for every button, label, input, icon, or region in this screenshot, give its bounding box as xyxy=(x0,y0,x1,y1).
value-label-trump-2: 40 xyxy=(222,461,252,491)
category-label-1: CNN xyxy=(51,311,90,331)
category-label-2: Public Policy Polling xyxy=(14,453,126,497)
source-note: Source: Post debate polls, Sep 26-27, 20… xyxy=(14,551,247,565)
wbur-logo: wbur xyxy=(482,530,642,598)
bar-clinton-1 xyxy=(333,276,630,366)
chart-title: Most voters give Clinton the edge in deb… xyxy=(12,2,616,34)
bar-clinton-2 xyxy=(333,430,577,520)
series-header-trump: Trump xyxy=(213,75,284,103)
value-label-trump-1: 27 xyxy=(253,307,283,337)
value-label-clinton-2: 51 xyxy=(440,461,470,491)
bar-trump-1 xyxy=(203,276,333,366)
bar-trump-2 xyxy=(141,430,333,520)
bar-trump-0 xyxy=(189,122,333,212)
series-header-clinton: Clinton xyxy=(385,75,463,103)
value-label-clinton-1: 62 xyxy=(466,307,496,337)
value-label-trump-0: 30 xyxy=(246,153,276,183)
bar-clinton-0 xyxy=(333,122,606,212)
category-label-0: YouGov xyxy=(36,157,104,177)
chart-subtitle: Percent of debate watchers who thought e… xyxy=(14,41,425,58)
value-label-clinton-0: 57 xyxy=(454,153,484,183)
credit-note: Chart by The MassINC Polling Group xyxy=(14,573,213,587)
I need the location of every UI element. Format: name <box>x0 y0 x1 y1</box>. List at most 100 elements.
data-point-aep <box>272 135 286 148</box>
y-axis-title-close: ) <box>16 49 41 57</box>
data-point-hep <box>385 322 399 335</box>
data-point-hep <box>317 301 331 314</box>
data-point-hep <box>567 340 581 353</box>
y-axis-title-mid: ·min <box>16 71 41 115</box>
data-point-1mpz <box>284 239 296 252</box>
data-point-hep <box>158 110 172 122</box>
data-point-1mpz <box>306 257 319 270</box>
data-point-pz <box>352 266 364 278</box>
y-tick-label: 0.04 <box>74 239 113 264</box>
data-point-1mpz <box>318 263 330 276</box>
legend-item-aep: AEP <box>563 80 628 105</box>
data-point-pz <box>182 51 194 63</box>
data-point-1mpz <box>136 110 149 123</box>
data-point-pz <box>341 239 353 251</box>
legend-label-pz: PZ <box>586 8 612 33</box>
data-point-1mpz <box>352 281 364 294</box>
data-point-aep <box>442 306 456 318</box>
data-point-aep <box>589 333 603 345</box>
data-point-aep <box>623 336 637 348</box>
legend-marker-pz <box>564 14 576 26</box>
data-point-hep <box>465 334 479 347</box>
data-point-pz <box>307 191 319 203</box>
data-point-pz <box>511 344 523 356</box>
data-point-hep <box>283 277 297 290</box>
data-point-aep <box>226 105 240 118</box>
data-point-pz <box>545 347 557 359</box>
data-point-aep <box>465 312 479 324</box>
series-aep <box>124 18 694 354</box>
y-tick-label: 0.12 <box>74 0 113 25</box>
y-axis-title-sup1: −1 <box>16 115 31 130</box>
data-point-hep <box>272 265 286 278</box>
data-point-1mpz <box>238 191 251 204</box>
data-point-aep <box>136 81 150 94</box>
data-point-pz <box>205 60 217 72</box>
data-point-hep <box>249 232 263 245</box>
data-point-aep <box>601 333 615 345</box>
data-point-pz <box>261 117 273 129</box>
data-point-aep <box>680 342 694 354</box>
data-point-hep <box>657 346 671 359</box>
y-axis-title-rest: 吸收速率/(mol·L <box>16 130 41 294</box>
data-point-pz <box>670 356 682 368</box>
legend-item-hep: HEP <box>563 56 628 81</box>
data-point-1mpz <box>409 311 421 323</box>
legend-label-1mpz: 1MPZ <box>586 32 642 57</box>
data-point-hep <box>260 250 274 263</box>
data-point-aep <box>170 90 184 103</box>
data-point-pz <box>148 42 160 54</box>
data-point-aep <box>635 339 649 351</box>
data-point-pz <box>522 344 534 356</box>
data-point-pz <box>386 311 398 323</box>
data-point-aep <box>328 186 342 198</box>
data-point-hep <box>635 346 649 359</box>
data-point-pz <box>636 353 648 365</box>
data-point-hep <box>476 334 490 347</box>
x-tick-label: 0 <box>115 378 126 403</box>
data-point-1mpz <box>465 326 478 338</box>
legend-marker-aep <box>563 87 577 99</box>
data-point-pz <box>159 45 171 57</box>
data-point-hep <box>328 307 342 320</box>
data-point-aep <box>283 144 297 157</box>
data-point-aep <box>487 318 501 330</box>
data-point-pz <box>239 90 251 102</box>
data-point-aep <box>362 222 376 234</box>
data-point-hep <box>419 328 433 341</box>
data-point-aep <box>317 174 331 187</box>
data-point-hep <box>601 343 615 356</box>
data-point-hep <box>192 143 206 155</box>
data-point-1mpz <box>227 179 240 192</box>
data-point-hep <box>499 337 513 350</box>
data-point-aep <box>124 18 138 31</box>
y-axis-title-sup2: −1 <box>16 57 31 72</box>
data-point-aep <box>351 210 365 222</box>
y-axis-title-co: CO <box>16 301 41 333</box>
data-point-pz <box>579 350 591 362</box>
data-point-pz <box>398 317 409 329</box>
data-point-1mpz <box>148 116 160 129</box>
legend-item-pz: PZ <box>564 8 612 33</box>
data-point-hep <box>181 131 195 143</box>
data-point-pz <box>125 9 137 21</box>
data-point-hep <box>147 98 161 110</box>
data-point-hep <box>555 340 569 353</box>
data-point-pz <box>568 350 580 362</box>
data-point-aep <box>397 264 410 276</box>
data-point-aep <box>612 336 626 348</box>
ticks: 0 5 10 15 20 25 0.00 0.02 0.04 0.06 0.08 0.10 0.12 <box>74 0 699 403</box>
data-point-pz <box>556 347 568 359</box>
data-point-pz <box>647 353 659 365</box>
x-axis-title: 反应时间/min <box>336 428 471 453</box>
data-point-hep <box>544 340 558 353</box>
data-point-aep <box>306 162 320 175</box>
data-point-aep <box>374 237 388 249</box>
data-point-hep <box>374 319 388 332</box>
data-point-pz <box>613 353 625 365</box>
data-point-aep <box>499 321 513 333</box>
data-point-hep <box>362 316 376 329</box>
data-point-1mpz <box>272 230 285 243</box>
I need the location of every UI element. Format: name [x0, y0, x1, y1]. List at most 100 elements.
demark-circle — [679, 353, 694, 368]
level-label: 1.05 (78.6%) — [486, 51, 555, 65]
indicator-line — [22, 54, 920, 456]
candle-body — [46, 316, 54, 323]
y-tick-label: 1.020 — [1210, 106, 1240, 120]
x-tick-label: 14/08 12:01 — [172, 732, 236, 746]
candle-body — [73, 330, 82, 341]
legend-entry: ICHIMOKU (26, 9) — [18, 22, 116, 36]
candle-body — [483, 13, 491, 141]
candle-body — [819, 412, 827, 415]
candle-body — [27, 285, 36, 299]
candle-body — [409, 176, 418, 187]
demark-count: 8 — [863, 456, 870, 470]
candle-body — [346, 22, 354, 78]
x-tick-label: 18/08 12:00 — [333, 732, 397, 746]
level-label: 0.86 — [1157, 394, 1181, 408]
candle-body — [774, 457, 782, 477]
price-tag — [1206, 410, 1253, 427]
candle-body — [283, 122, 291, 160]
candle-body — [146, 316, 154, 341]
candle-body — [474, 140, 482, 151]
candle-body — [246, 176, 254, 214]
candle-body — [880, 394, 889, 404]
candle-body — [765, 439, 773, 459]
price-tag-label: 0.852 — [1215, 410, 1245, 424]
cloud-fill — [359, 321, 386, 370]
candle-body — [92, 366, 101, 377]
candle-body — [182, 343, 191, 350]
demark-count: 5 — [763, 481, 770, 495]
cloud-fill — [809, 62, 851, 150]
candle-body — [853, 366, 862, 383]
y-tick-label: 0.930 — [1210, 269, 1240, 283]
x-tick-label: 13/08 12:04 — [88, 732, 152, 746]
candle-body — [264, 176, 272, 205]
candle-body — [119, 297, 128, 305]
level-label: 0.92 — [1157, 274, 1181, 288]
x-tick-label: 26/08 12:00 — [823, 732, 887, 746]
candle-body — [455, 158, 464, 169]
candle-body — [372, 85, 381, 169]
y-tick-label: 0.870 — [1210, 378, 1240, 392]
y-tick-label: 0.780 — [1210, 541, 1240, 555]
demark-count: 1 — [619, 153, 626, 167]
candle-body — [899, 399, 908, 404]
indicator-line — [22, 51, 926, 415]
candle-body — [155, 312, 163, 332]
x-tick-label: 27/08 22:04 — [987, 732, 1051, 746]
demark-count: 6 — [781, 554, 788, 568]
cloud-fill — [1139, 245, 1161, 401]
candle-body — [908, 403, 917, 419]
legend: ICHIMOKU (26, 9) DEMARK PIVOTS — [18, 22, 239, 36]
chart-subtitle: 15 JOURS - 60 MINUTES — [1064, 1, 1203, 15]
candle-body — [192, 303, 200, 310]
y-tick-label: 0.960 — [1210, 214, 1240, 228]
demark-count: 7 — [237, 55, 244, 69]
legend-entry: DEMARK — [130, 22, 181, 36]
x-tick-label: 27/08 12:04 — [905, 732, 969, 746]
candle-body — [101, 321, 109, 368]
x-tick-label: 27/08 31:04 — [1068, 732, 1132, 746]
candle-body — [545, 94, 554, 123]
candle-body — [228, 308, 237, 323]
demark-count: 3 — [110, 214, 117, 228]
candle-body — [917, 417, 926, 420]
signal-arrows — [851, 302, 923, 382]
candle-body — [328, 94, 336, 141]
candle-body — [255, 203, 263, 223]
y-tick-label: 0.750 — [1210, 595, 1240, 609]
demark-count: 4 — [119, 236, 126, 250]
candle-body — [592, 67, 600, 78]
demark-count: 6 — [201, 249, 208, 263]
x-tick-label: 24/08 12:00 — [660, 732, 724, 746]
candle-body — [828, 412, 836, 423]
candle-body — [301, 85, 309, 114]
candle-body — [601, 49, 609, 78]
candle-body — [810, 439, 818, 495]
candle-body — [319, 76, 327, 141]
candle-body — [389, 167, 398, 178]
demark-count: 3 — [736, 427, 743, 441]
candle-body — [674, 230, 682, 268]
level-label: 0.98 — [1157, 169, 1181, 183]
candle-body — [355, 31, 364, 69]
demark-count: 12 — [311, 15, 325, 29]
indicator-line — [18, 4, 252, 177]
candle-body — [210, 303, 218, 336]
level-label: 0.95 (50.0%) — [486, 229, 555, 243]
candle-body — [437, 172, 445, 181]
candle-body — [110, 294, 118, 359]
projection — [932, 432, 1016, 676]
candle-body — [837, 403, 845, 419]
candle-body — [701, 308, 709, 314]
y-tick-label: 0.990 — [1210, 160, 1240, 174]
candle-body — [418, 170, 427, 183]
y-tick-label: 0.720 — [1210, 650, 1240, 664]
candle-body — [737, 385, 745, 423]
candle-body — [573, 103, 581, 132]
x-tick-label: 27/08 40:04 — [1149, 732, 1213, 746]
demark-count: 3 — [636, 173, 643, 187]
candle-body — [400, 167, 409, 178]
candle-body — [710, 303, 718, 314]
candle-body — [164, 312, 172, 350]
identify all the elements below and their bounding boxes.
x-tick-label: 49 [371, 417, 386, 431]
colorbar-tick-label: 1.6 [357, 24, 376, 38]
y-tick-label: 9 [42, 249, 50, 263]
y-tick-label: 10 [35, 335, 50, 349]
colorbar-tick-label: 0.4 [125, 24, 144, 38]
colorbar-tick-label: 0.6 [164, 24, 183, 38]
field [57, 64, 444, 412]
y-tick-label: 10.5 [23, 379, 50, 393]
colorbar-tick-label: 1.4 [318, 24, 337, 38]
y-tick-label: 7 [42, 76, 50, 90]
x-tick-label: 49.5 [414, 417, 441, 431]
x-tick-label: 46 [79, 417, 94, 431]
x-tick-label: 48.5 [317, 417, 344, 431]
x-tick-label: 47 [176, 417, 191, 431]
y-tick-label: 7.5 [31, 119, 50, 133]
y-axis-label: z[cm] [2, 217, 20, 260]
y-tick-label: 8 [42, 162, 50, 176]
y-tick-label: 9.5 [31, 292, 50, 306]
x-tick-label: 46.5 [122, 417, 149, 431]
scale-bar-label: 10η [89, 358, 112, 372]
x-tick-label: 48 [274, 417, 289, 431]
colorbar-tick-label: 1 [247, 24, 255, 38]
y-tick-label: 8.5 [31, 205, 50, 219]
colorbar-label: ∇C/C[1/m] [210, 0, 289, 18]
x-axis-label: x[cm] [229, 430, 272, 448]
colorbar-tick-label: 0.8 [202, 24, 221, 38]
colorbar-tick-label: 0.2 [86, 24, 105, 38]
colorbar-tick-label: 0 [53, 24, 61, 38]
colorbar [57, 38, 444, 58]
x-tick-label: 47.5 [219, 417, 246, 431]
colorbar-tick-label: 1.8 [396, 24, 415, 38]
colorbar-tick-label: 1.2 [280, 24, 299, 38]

WHAT THE TASK ASKS:
Can you copy the rows word for word, starting with the very first row and ending with the line containing "data-point-pz <box>352 266 364 278</box>", both included?

RESPONSE:
for every button, label, input, icon, or region in this screenshot, give its bounding box as xyxy=(x0,y0,x1,y1).
value-label-trump-2: 40 xyxy=(222,461,252,491)
category-label-1: CNN xyxy=(51,311,90,331)
category-label-2: Public Policy Polling xyxy=(14,453,126,497)
source-note: Source: Post debate polls, Sep 26-27, 20… xyxy=(14,551,247,565)
wbur-logo: wbur xyxy=(482,530,642,598)
bar-clinton-1 xyxy=(333,276,630,366)
chart-title: Most voters give Clinton the edge in deb… xyxy=(12,2,616,34)
bar-clinton-2 xyxy=(333,430,577,520)
series-header-trump: Trump xyxy=(213,75,284,103)
value-label-trump-1: 27 xyxy=(253,307,283,337)
value-label-clinton-2: 51 xyxy=(440,461,470,491)
bar-trump-1 xyxy=(203,276,333,366)
bar-trump-2 xyxy=(141,430,333,520)
bar-trump-0 xyxy=(189,122,333,212)
series-header-clinton: Clinton xyxy=(385,75,463,103)
value-label-clinton-1: 62 xyxy=(466,307,496,337)
value-label-trump-0: 30 xyxy=(246,153,276,183)
bar-clinton-0 xyxy=(333,122,606,212)
category-label-0: YouGov xyxy=(36,157,104,177)
chart-subtitle: Percent of debate watchers who thought e… xyxy=(14,41,425,58)
value-label-clinton-0: 57 xyxy=(454,153,484,183)
credit-note: Chart by The MassINC Polling Group xyxy=(14,573,213,587)
I need the location of every UI element. Format: name <box>x0 y0 x1 y1</box>. List at most 100 elements.
data-point-aep <box>272 135 286 148</box>
y-axis-title-close: ) <box>16 49 41 57</box>
data-point-hep <box>385 322 399 335</box>
data-point-hep <box>317 301 331 314</box>
data-point-hep <box>567 340 581 353</box>
y-axis-title-mid: ·min <box>16 71 41 115</box>
data-point-1mpz <box>284 239 296 252</box>
data-point-hep <box>158 110 172 122</box>
data-point-1mpz <box>306 257 319 270</box>
data-point-pz <box>352 266 364 278</box>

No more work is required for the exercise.